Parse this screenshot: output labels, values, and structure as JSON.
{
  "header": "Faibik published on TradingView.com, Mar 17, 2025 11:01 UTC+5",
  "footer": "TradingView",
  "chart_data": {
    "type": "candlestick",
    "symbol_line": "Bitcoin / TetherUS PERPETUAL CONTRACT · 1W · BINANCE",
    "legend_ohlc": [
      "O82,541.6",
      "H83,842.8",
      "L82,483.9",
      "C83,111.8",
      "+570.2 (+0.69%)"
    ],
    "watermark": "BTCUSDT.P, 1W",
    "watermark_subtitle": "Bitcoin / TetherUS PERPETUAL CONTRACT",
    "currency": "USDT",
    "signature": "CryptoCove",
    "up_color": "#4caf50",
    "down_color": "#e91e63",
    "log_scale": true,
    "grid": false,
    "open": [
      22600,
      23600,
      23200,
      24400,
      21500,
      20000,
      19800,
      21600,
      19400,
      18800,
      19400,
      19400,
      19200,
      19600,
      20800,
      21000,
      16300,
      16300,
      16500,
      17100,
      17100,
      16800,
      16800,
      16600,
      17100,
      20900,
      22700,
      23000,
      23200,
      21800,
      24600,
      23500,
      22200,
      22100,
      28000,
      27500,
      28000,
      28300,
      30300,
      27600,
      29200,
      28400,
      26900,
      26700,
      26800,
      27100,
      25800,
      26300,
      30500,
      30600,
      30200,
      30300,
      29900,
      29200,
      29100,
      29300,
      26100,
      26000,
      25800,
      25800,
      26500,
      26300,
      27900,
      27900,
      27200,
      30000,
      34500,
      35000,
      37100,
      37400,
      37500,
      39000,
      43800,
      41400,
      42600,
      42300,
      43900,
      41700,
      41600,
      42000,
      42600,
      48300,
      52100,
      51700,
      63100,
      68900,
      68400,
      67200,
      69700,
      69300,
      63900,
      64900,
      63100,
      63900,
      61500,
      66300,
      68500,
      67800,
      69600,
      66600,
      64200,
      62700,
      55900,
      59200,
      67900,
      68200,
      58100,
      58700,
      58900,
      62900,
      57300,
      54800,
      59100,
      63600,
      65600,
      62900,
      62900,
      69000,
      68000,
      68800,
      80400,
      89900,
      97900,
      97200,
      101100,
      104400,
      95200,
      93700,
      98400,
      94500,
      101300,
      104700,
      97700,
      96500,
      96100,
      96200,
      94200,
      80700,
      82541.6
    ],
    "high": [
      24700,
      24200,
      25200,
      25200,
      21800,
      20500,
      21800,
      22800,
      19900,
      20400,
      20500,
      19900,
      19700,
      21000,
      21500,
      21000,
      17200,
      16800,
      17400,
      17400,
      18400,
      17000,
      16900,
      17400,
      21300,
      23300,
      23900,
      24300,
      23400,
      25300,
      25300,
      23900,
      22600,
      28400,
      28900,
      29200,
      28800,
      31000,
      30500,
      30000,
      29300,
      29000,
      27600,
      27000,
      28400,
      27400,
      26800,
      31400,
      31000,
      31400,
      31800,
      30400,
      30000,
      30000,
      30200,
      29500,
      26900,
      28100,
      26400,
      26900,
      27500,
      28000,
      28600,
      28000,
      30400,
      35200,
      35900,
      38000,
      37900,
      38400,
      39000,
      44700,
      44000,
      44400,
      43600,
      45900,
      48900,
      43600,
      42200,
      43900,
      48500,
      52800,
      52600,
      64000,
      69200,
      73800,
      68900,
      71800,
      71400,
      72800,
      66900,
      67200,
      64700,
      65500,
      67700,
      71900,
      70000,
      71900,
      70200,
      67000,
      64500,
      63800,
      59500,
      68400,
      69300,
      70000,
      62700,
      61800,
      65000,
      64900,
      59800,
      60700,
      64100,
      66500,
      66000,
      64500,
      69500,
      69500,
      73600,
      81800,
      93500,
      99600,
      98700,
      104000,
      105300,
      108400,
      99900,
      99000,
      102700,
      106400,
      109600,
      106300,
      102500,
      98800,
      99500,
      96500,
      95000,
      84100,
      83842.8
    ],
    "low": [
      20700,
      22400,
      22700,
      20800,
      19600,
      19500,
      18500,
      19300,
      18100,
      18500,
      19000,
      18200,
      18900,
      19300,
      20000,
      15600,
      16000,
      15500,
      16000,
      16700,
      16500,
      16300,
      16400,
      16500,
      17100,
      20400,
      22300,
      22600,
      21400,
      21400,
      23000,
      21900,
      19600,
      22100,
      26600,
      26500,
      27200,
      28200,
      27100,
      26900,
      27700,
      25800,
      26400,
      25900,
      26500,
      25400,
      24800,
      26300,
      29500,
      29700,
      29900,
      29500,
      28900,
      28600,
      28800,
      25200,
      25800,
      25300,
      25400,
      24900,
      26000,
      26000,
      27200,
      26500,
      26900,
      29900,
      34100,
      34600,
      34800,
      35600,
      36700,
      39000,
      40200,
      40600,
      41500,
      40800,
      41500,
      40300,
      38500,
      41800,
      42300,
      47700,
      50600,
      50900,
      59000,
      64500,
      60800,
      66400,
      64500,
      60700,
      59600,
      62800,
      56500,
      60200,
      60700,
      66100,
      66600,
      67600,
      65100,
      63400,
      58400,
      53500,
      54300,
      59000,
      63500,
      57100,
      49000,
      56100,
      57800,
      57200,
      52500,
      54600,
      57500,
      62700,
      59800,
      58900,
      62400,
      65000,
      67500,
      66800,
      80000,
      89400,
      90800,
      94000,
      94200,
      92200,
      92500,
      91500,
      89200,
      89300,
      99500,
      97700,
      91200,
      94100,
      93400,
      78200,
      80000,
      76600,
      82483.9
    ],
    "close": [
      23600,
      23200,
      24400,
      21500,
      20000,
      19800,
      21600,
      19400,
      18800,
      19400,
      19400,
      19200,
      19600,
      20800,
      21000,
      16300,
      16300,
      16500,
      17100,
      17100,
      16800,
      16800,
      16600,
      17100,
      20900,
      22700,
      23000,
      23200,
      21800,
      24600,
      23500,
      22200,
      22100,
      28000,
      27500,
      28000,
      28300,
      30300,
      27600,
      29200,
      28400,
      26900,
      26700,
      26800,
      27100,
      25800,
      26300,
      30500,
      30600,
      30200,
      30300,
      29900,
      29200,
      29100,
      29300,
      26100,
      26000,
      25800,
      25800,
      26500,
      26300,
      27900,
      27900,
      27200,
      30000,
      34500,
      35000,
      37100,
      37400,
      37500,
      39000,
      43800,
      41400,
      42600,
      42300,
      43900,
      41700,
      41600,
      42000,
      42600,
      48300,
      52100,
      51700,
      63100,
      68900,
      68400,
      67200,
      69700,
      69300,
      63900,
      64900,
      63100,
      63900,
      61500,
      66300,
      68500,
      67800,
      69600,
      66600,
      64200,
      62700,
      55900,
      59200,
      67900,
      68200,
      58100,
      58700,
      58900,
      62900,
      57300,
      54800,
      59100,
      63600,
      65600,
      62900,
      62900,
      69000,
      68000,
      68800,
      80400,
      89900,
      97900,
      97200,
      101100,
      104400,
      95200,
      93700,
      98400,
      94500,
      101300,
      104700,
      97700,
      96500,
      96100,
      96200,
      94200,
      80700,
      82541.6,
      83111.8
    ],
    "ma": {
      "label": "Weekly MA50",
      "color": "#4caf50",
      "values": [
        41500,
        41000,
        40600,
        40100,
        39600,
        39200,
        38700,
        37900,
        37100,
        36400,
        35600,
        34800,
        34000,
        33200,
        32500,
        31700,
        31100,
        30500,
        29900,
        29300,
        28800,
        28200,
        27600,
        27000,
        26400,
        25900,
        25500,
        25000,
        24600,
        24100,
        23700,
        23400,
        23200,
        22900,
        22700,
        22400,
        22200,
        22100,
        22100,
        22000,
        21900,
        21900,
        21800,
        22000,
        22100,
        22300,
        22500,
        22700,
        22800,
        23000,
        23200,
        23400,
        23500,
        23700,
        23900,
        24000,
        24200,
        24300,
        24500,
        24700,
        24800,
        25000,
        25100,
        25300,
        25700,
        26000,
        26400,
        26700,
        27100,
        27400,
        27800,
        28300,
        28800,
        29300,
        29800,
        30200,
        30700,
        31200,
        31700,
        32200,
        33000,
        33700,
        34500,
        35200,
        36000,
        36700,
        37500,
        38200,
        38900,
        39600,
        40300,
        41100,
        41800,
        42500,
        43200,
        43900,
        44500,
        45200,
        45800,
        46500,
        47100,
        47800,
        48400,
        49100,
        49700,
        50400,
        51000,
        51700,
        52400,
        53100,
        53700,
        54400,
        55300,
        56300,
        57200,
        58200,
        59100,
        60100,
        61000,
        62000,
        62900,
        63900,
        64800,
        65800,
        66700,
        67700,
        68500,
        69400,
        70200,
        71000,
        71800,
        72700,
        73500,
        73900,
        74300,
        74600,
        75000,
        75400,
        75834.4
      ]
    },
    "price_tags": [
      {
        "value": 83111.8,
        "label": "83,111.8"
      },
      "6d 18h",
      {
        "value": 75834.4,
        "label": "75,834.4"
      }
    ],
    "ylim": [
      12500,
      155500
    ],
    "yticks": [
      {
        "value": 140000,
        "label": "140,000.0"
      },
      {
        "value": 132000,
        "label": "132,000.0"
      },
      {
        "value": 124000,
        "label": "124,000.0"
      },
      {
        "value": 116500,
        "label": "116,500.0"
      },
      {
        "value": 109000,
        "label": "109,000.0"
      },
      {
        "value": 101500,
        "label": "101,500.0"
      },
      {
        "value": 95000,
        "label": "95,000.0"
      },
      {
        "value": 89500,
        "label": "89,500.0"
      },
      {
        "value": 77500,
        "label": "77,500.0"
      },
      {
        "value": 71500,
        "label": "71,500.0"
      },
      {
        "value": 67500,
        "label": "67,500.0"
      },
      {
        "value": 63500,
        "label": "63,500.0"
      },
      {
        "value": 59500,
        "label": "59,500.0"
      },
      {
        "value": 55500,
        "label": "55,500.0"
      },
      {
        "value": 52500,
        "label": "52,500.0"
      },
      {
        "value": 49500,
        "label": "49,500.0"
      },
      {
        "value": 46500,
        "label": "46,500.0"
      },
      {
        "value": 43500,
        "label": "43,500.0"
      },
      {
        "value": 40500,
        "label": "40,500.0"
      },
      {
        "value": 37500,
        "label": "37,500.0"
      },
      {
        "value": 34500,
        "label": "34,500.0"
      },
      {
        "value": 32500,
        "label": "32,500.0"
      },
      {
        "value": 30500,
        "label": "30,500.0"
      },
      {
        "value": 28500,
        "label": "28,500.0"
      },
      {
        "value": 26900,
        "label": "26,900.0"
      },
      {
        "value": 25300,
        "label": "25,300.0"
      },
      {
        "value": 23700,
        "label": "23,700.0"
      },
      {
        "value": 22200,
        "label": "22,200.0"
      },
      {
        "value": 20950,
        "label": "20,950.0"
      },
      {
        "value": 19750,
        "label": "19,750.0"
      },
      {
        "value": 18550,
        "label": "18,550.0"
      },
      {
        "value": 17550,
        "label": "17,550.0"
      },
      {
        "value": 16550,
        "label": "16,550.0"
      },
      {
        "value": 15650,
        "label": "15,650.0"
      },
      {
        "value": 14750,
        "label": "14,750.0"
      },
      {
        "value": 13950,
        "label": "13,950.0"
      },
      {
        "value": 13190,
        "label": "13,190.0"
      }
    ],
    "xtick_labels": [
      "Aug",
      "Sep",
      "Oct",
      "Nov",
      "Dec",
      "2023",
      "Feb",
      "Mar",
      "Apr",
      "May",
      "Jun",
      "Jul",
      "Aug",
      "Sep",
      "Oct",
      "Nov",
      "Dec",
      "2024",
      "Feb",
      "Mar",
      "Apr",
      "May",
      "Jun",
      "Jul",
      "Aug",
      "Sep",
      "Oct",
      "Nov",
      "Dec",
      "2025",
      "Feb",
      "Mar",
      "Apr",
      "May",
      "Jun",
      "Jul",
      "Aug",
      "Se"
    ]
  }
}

→ **DIRECTIONS**
Look through the records and gather each line with the word "Bitcoin".

→ **EXPECTED ANSWER**
    "symbol_line": "Bitcoin / TetherUS PERPETUAL CONTRACT · 1W · BINANCE",
    "watermark_subtitle": "Bitcoin / TetherUS PERPETUAL CONTRACT",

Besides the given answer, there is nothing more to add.